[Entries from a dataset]

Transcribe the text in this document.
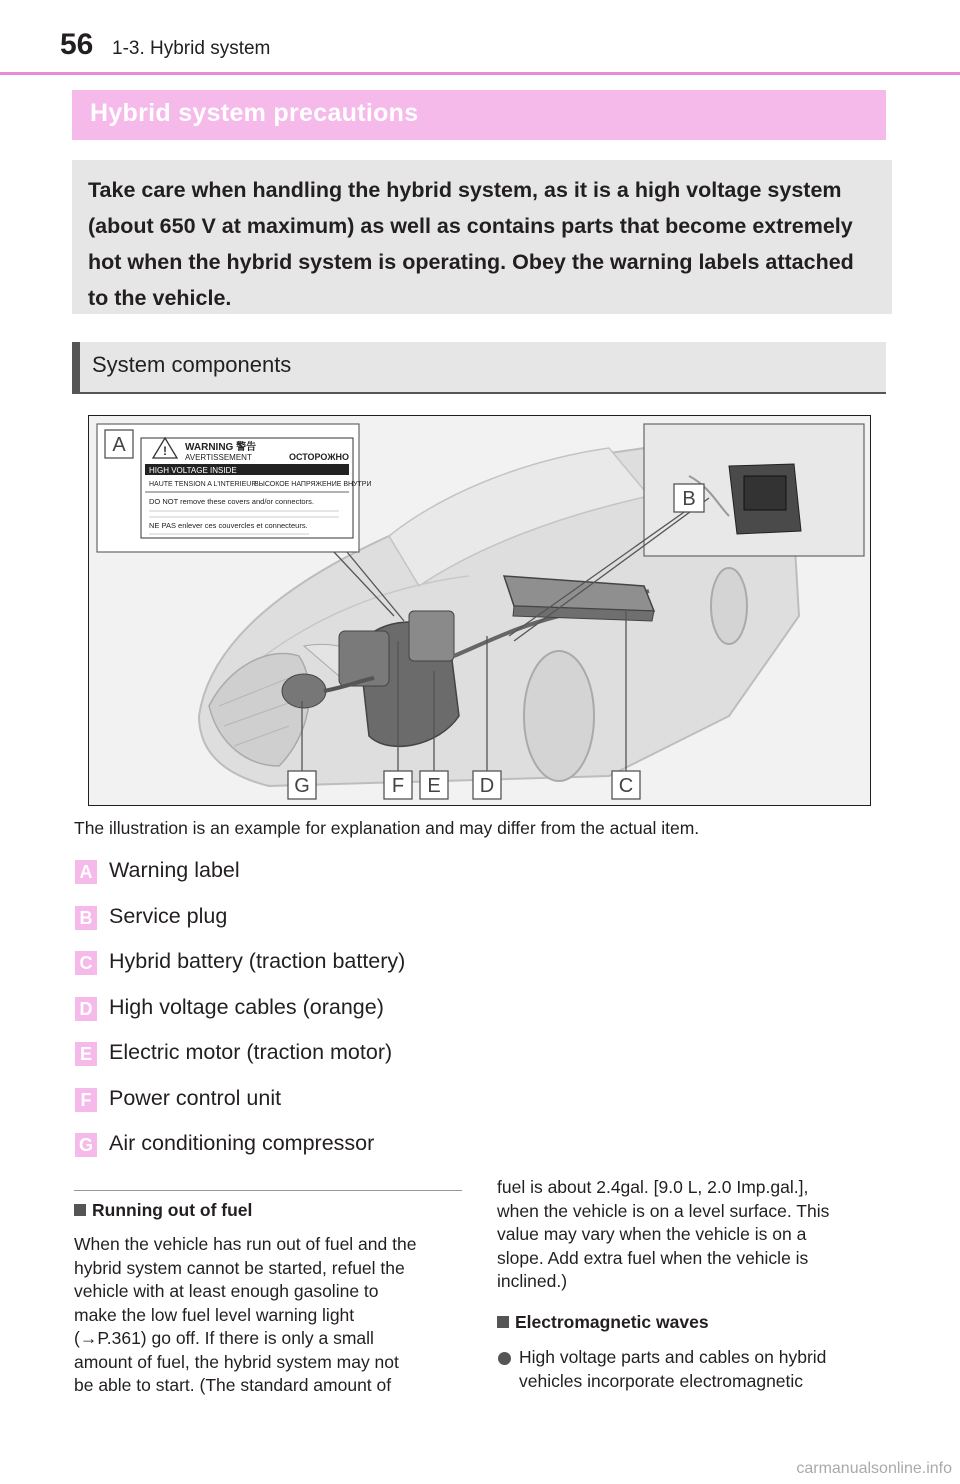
56 1-3. Hybrid system
Hybrid system precautions
Take care when handling the hybrid system, as it is a high voltage system (about 650 V at maximum) as well as contains parts that become extremely hot when the hybrid system is operating. Obey the warning labels attached to the vehicle.
System components
! WARNING 警告
AVERTISSEMENT	ОСТОРОЖНО
HIGH VOLTAGE INSIDE
HAUTE TENSION A L'INTERIEUR
ВЫСОКОЕ НАПРЯЖЕНИЕ ВНУТРИ
DO NOT remove these covers and/or connectors.
NE PAS enlever ces couvercles et connecteurs.
A
B
C
D
E
F
G
The illustration is an example for explanation and may differ from the actual item.
A Warning label
B Service plug
C Hybrid battery (traction battery)
D High voltage cables (orange)
E Electric motor (traction motor)
F Power control unit
G Air conditioning compressor
Running out of fuel
When the vehicle has run out of fuel and the
hybrid system cannot be started, refuel the
vehicle with at least enough gasoline to
make the low fuel level warning light
(→P.361) go off. If there is only a small
amount of fuel, the hybrid system may not
be able to start. (The standard amount of
fuel is about 2.4gal. [9.0 L, 2.0 Imp.gal.],
when the vehicle is on a level surface. This
value may vary when the vehicle is on a
slope. Add extra fuel when the vehicle is
inclined.)
Electromagnetic waves
High voltage parts and cables on hybrid
vehicles incorporate electromagnetic
carmanualsonline.info
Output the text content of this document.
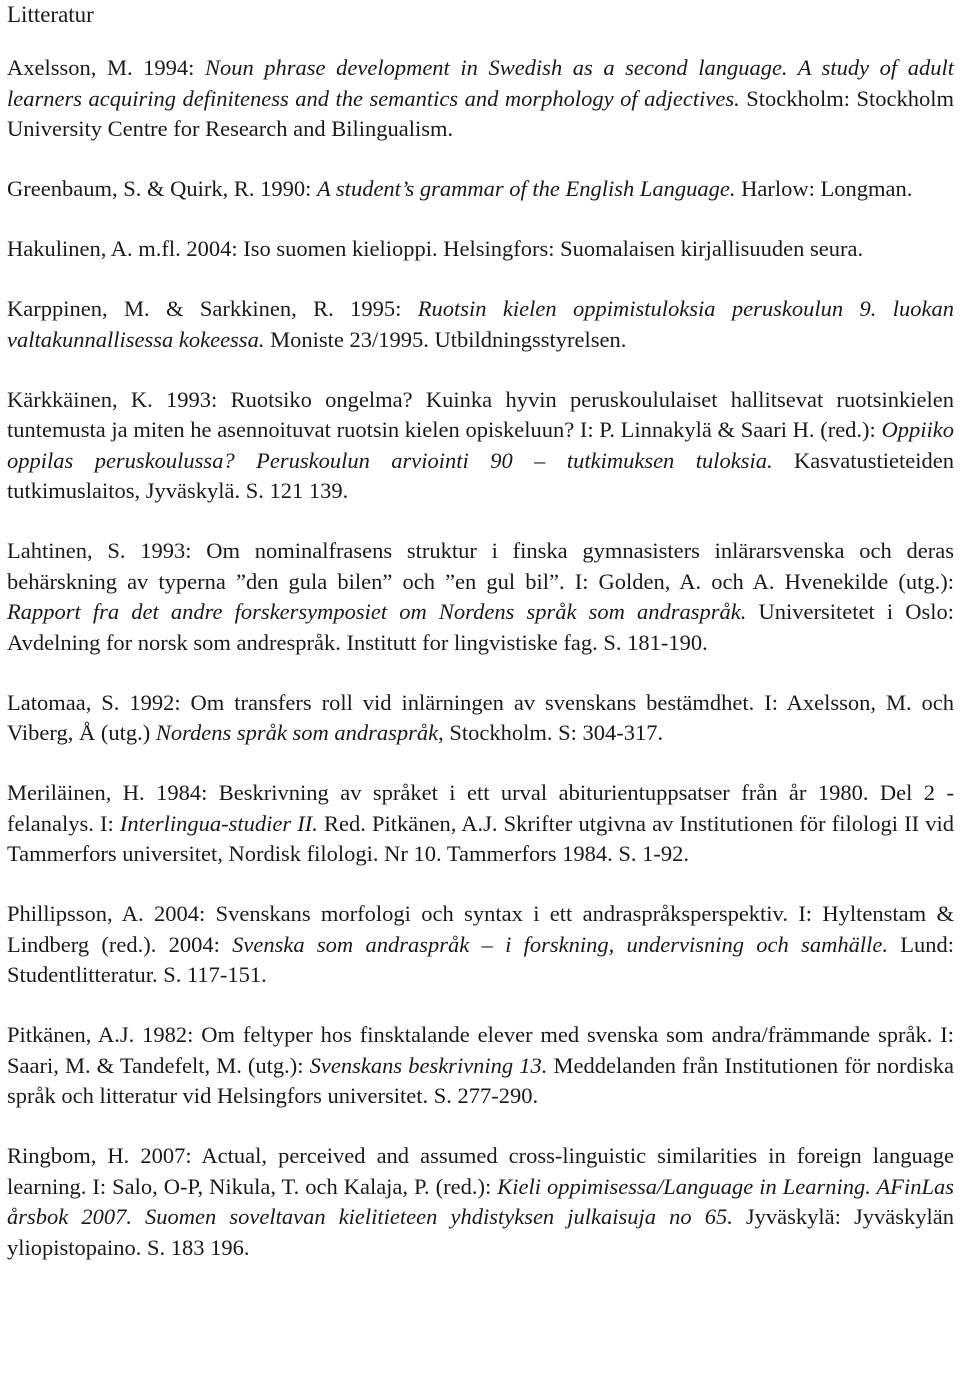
Litteratur

Axelsson, M. 1994: Noun phrase development in Swedish as a second language. A study of adult learners acquiring definiteness and the semantics and morphology of adjectives. Stockholm: Stockholm University Centre for Research and Bilingualism.

Greenbaum, S. & Quirk, R. 1990: A student’s grammar of the English Language. Harlow: Longman.

Hakulinen, A. m.fl. 2004: Iso suomen kielioppi. Helsingfors: Suomalaisen kirjallisuuden seura.

Karppinen, M. & Sarkkinen, R. 1995: Ruotsin kielen oppimistuloksia peruskoulun 9. luokan valtakunnallisessa kokeessa. Moniste 23/1995. Utbildningsstyrelsen.

Kärkkäinen, K. 1993: Ruotsiko ongelma? Kuinka hyvin peruskoululaiset hallitsevat ruotsinkielen tuntemusta ja miten he asennoituvat ruotsin kielen opiskeluun? I: P. Linnakylä & Saari H. (red.): Oppiiko oppilas peruskoulussa? Peruskoulun arviointi 90 – tutkimuksen tuloksia. Kasvatustieteiden tutkimuslaitos, Jyväskylä. S. 121 139.

Lahtinen, S. 1993: Om nominalfrasens struktur i finska gymnasisters inlärarsvenska och deras behärskning av typerna ”den gula bilen” och ”en gul bil”. I: Golden, A. och A. Hvenekilde (utg.): Rapport fra det andre forskersymposiet om Nordens språk som andraspråk. Universitetet i Oslo: Avdelning for norsk som andrespråk. Institutt for lingvistiske fag. S. 181-190.

Latomaa, S. 1992: Om transfers roll vid inlärningen av svenskans bestämdhet. I: Axelsson, M. och Viberg, Å (utg.) Nordens språk som andraspråk, Stockholm. S: 304-317.

Meriläinen, H. 1984: Beskrivning av språket i ett urval abiturientuppsatser från år 1980. Del 2 - felanalys. I: Interlingua-studier II. Red. Pitkänen, A.J. Skrifter utgivna av Institutionen för filologi II vid Tammerfors universitet, Nordisk filologi. Nr 10. Tammerfors 1984. S. 1-92.

Phillipsson, A. 2004: Svenskans morfologi och syntax i ett andraspråksperspektiv. I: Hyltenstam & Lindberg (red.). 2004: Svenska som andraspråk – i forskning, undervisning och samhälle. Lund: Studentlitteratur. S. 117-151.

Pitkänen, A.J. 1982: Om feltyper hos finsktalande elever med svenska som andra/främmande språk. I: Saari, M. & Tandefelt, M. (utg.): Svenskans beskrivning 13. Meddelanden från Institutionen för nordiska språk och litteratur vid Helsingfors universitet. S. 277-290.

Ringbom, H. 2007: Actual, perceived and assumed cross-linguistic similarities in foreign language learning. I: Salo, O-P, Nikula, T. och Kalaja, P. (red.): Kieli oppimisessa/Language in Learning. AFinLas årsbok 2007. Suomen soveltavan kielitieteen yhdistyksen julkaisuja no 65. Jyväskylä: Jyväskylän yliopistopaino. S. 183 196.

GIVEN TASK
Omit every picture while copying the listing above exactly.

FULL OUTPUT
Transcribe the text in this document.
56 1-3. Hybrid system
Hybrid system precautions
Take care when handling the hybrid system, as it is a high voltage system (about 650 V at maximum) as well as contains parts that become extremely hot when the hybrid system is operating. Obey the warning labels attached to the vehicle.
System components
! WARNING 警告
AVERTISSEMENT	ОСТОРОЖНО
HIGH VOLTAGE INSIDE
HAUTE TENSION A L'INTERIEUR
ВЫСОКОЕ НАПРЯЖЕНИЕ ВНУТРИ
DO NOT remove these covers and/or connectors.
NE PAS enlever ces couvercles et connecteurs.
A
B
C
D
E
F
G
The illustration is an example for explanation and may differ from the actual item.
A Warning label
B Service plug
C Hybrid battery (traction battery)
D High voltage cables (orange)
E Electric motor (traction motor)
F Power control unit
G Air conditioning compressor
Running out of fuel
When the vehicle has run out of fuel and the
hybrid system cannot be started, refuel the
vehicle with at least enough gasoline to
make the low fuel level warning light
(→P.361) go off. If there is only a small
amount of fuel, the hybrid system may not
be able to start. (The standard amount of
fuel is about 2.4gal. [9.0 L, 2.0 Imp.gal.],
when the vehicle is on a level surface. This
value may vary when the vehicle is on a
slope. Add extra fuel when the vehicle is
inclined.)
Electromagnetic waves
High voltage parts and cables on hybrid
vehicles incorporate electromagnetic
carmanualsonline.info
Output the text content of this document.
Litteratur

Axelsson, M. 1994: Noun phrase development in Swedish as a second language. A study of adult learners acquiring definiteness and the semantics and morphology of adjectives. Stockholm: Stockholm University Centre for Research and Bilingualism.

Greenbaum, S. & Quirk, R. 1990: A student’s grammar of the English Language. Harlow: Longman.

Hakulinen, A. m.fl. 2004: Iso suomen kielioppi. Helsingfors: Suomalaisen kirjallisuuden seura.

Karppinen, M. & Sarkkinen, R. 1995: Ruotsin kielen oppimistuloksia peruskoulun 9. luokan valtakunnallisessa kokeessa. Moniste 23/1995. Utbildningsstyrelsen.

Kärkkäinen, K. 1993: Ruotsiko ongelma? Kuinka hyvin peruskoululaiset hallitsevat ruotsinkielen tuntemusta ja miten he asennoituvat ruotsin kielen opiskeluun? I: P. Linnakylä & Saari H. (red.): Oppiiko oppilas peruskoulussa? Peruskoulun arviointi 90 – tutkimuksen tuloksia. Kasvatustieteiden tutkimuslaitos, Jyväskylä. S. 121 139.

Lahtinen, S. 1993: Om nominalfrasens struktur i finska gymnasisters inlärarsvenska och deras behärskning av typerna ”den gula bilen” och ”en gul bil”. I: Golden, A. och A. Hvenekilde (utg.): Rapport fra det andre forskersymposiet om Nordens språk som andraspråk. Universitetet i Oslo: Avdelning for norsk som andrespråk. Institutt for lingvistiske fag. S. 181-190.

Latomaa, S. 1992: Om transfers roll vid inlärningen av svenskans bestämdhet. I: Axelsson, M. och Viberg, Å (utg.) Nordens språk som andraspråk, Stockholm. S: 304-317.

Meriläinen, H. 1984: Beskrivning av språket i ett urval abiturientuppsatser från år 1980. Del 2 - felanalys. I: Interlingua-studier II. Red. Pitkänen, A.J. Skrifter utgivna av Institutionen för filologi II vid Tammerfors universitet, Nordisk filologi. Nr 10. Tammerfors 1984. S. 1-92.

Phillipsson, A. 2004: Svenskans morfologi och syntax i ett andraspråksperspektiv. I: Hyltenstam & Lindberg (red.). 2004: Svenska som andraspråk – i forskning, undervisning och samhälle. Lund: Studentlitteratur. S. 117-151.

Pitkänen, A.J. 1982: Om feltyper hos finsktalande elever med svenska som andra/främmande språk. I: Saari, M. & Tandefelt, M. (utg.): Svenskans beskrivning 13. Meddelanden från Institutionen för nordiska språk och litteratur vid Helsingfors universitet. S. 277-290.

Ringbom, H. 2007: Actual, perceived and assumed cross-linguistic similarities in foreign language learning. I: Salo, O-P, Nikula, T. och Kalaja, P. (red.): Kieli oppimisessa/Language in Learning. AFinLas årsbok 2007. Suomen soveltavan kielitieteen yhdistyksen julkaisuja no 65. Jyväskylä: Jyväskylän yliopistopaino. S. 183 196.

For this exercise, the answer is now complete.